Transcribe the records below exactly as they appear.

START

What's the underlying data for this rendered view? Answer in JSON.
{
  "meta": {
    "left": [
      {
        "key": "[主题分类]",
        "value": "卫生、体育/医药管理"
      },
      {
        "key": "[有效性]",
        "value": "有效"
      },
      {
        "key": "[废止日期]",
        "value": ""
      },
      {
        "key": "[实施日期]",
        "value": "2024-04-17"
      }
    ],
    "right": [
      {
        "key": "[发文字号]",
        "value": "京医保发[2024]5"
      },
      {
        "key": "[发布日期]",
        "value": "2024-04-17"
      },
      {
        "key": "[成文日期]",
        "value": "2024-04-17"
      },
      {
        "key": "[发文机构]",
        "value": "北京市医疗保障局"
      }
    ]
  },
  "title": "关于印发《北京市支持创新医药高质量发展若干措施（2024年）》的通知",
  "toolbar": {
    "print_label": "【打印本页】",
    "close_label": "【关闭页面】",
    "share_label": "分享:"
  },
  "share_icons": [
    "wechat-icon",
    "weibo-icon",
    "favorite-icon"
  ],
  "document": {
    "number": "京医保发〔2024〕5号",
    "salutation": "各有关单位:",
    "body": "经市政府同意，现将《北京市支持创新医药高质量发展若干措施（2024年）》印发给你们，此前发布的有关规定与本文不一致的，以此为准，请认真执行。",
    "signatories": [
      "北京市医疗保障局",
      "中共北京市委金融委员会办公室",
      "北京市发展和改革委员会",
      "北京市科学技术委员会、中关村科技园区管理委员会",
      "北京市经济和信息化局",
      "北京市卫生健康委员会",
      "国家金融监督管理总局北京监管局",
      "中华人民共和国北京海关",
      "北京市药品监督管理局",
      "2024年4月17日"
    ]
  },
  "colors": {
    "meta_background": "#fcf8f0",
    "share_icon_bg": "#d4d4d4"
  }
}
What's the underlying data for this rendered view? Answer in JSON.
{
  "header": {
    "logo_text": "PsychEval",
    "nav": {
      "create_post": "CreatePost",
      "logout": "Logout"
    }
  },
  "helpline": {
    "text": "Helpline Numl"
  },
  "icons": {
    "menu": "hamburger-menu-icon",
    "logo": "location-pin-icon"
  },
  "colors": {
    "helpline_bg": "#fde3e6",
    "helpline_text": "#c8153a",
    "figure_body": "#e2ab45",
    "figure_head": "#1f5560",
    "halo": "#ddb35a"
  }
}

END

Solution to this exercise:
What's the underlying data for this rendered view? Answer in JSON.
{
  "meta": {
    "left": [
      {
        "key": "[主题分类]",
        "value": "卫生、体育/医药管理"
      },
      {
        "key": "[有效性]",
        "value": "有效"
      },
      {
        "key": "[废止日期]",
        "value": ""
      },
      {
        "key": "[实施日期]",
        "value": "2024-04-17"
      }
    ],
    "right": [
      {
        "key": "[发文字号]",
        "value": "京医保发[2024]5"
      },
      {
        "key": "[发布日期]",
        "value": "2024-04-17"
      },
      {
        "key": "[成文日期]",
        "value": "2024-04-17"
      },
      {
        "key": "[发文机构]",
        "value": "北京市医疗保障局"
      }
    ]
  },
  "title": "关于印发《北京市支持创新医药高质量发展若干措施（2024年）》的通知",
  "toolbar": {
    "print_label": "【打印本页】",
    "close_label": "【关闭页面】",
    "share_label": "分享:"
  },
  "share_icons": [
    "wechat-icon",
    "weibo-icon",
    "favorite-icon"
  ],
  "document": {
    "number": "京医保发〔2024〕5号",
    "salutation": "各有关单位:",
    "body": "经市政府同意，现将《北京市支持创新医药高质量发展若干措施（2024年）》印发给你们，此前发布的有关规定与本文不一致的，以此为准，请认真执行。",
    "signatories": [
      "北京市医疗保障局",
      "中共北京市委金融委员会办公室",
      "北京市发展和改革委员会",
      "北京市科学技术委员会、中关村科技园区管理委员会",
      "北京市经济和信息化局",
      "北京市卫生健康委员会",
      "国家金融监督管理总局北京监管局",
      "中华人民共和国北京海关",
      "北京市药品监督管理局",
      "2024年4月17日"
    ]
  },
  "colors": {
    "meta_background": "#fcf8f0",
    "share_icon_bg": "#d4d4d4"
  }
}
What's the underlying data for this rendered view? Answer in JSON.
{
  "header": {
    "logo_text": "PsychEval",
    "nav": {
      "create_post": "CreatePost",
      "logout": "Logout"
    }
  },
  "helpline": {
    "text": "Helpline Numl"
  },
  "icons": {
    "menu": "hamburger-menu-icon",
    "logo": "location-pin-icon"
  },
  "colors": {
    "helpline_bg": "#fde3e6",
    "helpline_text": "#c8153a",
    "figure_body": "#e2ab45",
    "figure_head": "#1f5560",
    "halo": "#ddb35a"
  }
}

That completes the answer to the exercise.